* _PASSAGE PROVIDED_
The following is a list of the most commonly used tools and workbenches for machine learning. These are specific to machine learning only. This list does not include any library or frameworks. These are tools and workbenches only. Most offering machine learning tools will include the following features:

Easy drag and drop capabilities
Data collection
Data preparation and cleaning
Model building
Data Visualization
Model Deployment
Integration with other tools and languages

As more and more organizations implement machine learning, there are two core aims they want to achieve.

Employee Productivity: Who wants to spend days or weeks writing mundane code to load data, clean data, etc etc etc. No one wants to do this and especially employers don’t want their staff wasting time on this. Instead they are happy to invest in tools and workbenches where a lot or most or all of these mundane tasks are automated for you. You can not concentrate on the important tasks of adding value to your organisation. This saves money, improves employee productivity and employee value.
Integration with Technical Architecture: Many of these tools and workbenches allow for easy integration with the technical architecture and thereby allowing easy and quick integration of machine learning withe the day to day activities of the organization. This saves money, improves employee productivity and employee value.

SAS

SAS software has been around for every and is the great grand-daddy of analytics and machine learning. They have built a large number of machine learning tools and solutions built upon these for various industries. Their core machine learning tools include SAS Enterprise Miner and SAS Visual Data Mining and Machine Learning.

Microsoft

Microsoft have been improving their Machine Learning offering over the years and most of this is based on the Azure cloud platform with Microsoft Azure Machine Learning Studio and Azure Databricks.

SAP

SAP Leonardo is a cloud based platform for machine learning and supports tight integration with other SAP software.

Oracle

Oracle have a number of machine learning tools and supports for the main machine learning languages. They have built a large number of applications (both cloud and on-premises) with in-built machine learning. Their main tools for machine learning include Oracle Data Miner, Oracle Machine Learning and Oracle Analytics (OAC or DVD versions)

* _SUPPLIED MATERIAL_
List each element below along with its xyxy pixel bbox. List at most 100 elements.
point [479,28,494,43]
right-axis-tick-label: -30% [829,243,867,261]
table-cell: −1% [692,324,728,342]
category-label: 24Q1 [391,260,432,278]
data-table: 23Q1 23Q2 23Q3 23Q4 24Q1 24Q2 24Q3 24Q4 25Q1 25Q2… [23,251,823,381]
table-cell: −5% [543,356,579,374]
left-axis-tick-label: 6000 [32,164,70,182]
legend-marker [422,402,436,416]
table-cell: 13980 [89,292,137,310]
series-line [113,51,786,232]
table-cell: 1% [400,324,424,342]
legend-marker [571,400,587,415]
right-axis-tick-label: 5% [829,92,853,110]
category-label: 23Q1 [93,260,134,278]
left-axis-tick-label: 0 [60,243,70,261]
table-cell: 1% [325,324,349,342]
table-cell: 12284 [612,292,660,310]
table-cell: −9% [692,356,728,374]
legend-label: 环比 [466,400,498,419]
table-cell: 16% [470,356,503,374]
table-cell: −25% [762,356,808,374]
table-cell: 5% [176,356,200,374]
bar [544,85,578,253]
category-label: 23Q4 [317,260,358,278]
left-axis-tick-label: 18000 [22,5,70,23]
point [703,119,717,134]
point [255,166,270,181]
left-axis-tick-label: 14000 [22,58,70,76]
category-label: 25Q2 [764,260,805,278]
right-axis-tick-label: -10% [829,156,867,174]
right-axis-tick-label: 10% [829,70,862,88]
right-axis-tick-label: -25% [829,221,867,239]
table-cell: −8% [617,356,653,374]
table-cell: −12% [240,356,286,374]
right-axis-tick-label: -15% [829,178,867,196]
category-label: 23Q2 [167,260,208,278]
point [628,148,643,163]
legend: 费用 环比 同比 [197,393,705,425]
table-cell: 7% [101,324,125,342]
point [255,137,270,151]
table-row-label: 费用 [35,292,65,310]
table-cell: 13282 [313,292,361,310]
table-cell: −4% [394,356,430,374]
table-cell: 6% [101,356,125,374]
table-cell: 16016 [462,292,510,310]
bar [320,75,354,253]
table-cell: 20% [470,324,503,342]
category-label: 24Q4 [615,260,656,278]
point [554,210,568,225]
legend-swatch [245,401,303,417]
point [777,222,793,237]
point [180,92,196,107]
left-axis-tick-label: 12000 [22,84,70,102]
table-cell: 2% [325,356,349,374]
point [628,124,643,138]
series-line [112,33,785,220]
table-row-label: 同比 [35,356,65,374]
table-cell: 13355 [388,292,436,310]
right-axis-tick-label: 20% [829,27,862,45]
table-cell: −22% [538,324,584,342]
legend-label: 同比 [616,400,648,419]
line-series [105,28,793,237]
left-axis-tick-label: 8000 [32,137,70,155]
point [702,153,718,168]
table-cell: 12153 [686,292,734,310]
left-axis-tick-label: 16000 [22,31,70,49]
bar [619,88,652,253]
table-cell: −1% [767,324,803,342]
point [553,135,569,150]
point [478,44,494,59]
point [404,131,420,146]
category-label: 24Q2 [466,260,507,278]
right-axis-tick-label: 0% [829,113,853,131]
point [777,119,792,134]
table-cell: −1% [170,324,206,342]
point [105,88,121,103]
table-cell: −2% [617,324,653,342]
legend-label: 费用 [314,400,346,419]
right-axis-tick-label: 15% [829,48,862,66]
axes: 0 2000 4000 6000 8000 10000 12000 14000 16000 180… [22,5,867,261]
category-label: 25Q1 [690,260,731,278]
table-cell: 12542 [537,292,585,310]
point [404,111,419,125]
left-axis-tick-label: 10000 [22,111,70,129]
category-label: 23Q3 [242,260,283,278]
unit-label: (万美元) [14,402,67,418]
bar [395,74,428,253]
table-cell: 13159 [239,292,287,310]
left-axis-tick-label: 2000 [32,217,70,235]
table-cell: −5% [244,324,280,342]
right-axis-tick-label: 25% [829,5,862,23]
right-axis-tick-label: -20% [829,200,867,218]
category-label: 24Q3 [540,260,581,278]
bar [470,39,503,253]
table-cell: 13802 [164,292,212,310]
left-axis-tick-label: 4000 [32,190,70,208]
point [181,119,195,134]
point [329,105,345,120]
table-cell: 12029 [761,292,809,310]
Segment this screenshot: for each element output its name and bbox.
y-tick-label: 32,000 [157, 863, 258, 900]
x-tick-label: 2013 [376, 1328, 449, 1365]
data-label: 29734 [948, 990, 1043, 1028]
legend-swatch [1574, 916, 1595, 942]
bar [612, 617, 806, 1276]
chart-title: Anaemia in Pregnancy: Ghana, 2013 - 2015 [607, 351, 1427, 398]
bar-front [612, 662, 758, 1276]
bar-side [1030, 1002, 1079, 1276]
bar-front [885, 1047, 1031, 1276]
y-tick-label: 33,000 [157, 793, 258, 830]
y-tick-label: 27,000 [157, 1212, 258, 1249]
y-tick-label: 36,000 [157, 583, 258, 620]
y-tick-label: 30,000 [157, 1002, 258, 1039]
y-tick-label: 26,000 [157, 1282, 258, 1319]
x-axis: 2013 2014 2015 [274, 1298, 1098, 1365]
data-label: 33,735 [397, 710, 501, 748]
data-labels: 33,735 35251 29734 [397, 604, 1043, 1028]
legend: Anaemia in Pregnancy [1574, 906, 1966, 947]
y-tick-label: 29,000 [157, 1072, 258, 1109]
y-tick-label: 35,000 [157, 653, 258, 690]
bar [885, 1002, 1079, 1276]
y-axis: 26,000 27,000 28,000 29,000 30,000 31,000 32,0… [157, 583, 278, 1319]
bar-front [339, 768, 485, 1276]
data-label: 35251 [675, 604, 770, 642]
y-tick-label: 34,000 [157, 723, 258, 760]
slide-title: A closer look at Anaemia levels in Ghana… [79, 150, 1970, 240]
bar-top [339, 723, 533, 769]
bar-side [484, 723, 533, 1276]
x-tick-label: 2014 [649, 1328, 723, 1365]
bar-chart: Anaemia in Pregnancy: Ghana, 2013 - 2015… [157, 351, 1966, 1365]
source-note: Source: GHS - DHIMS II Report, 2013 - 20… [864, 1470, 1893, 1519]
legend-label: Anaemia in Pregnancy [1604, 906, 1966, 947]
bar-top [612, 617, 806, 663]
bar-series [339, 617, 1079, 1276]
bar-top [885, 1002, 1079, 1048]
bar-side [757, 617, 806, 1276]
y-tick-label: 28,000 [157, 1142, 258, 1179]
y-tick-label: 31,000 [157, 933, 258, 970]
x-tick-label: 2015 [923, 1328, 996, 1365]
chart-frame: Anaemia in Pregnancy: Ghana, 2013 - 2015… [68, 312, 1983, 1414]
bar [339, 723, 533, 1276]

* _CHALLENGES_
a – From the machine learning tools passage, write out the text from "SAS software has" up to and including "and Azure Databricks.".
b – In the machine learning tools passage, what are the core machine learning tools from SAS?

* _SOLUTION LIST_
a –
SAS software has been around for every and is the great grand-daddy of analytics and machine learning. They have built a large number of machine learning tools and solutions built upon these for various industries. Their core machine learning tools include SAS Enterprise Miner and SAS Visual Data Mining and Machine Learning.

Microsoft

Microsoft have been improving their Machine Learning offering over the years and most of this is based on the Azure cloud platform with Microsoft Azure Machine Learning Studio and Azure Databricks.

b – SAS Enterprise Miner and SAS Visual Data Mining and Machine Learning.